─── DATA TO PROCESS
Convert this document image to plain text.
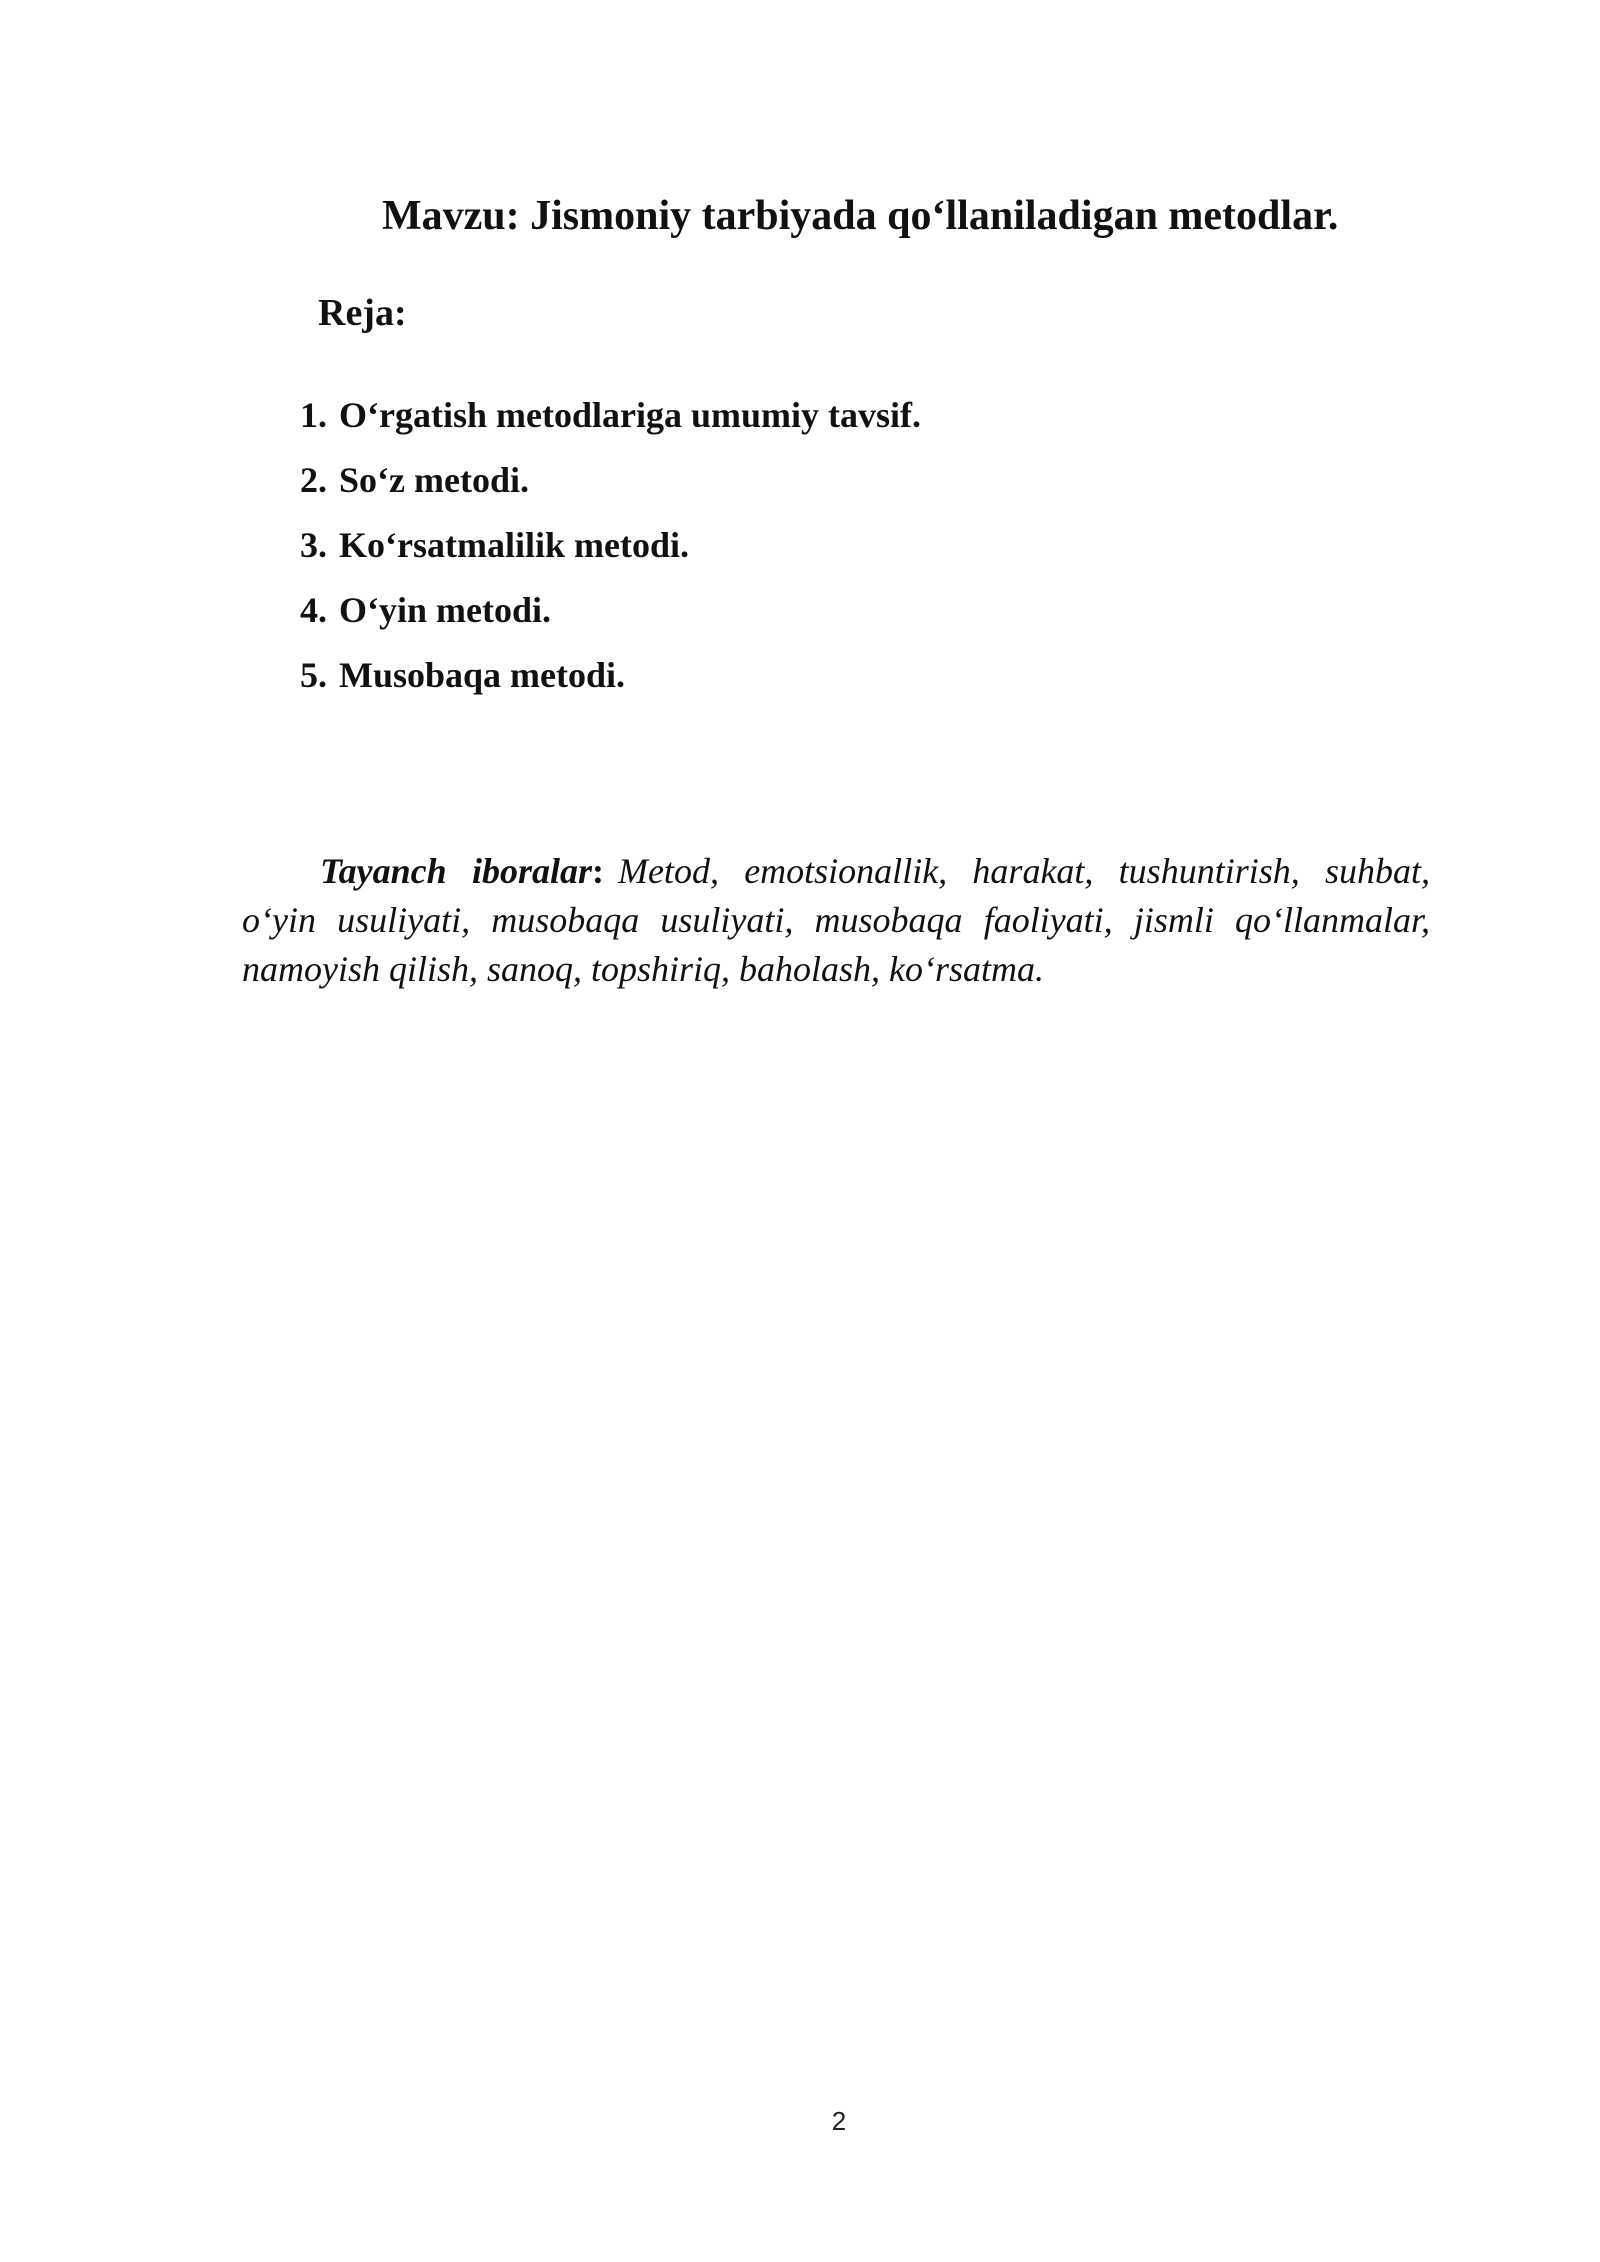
Mavzu: Jismoniy tarbiyada qo‘llaniladigan metodlar.
Reja:
1. O‘rgatish metodlariga umumiy tavsif.
2. So‘z metodi.
3. Ko‘rsatmalilik metodi.
4. O‘yin metodi.
5. Musobaqa metodi.

Tayanch iboralar: Metod, emotsionallik, harakat, tushuntirish, suhbat, o‘yin usuliyati, musobaqa usuliyati, musobaqa faoliyati, jismli qo‘llanmalar, namoyish qilish, sanoq, topshiriq, baholash, ko‘rsatma.

2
──────
Quote the records in full and exactly; skip any image.

Convert this document image to plain text.
Mavzu: Jismoniy tarbiyada qo‘llaniladigan metodlar.
Reja:
1. O‘rgatish metodlariga umumiy tavsif.
2. So‘z metodi.
3. Ko‘rsatmalilik metodi.
4. O‘yin metodi.
5. Musobaqa metodi.

Tayanch iboralar: Metod, emotsionallik, harakat, tushuntirish, suhbat, o‘yin usuliyati, musobaqa usuliyati, musobaqa faoliyati, jismli qo‘llanmalar, namoyish qilish, sanoq, topshiriq, baholash, ko‘rsatma.

2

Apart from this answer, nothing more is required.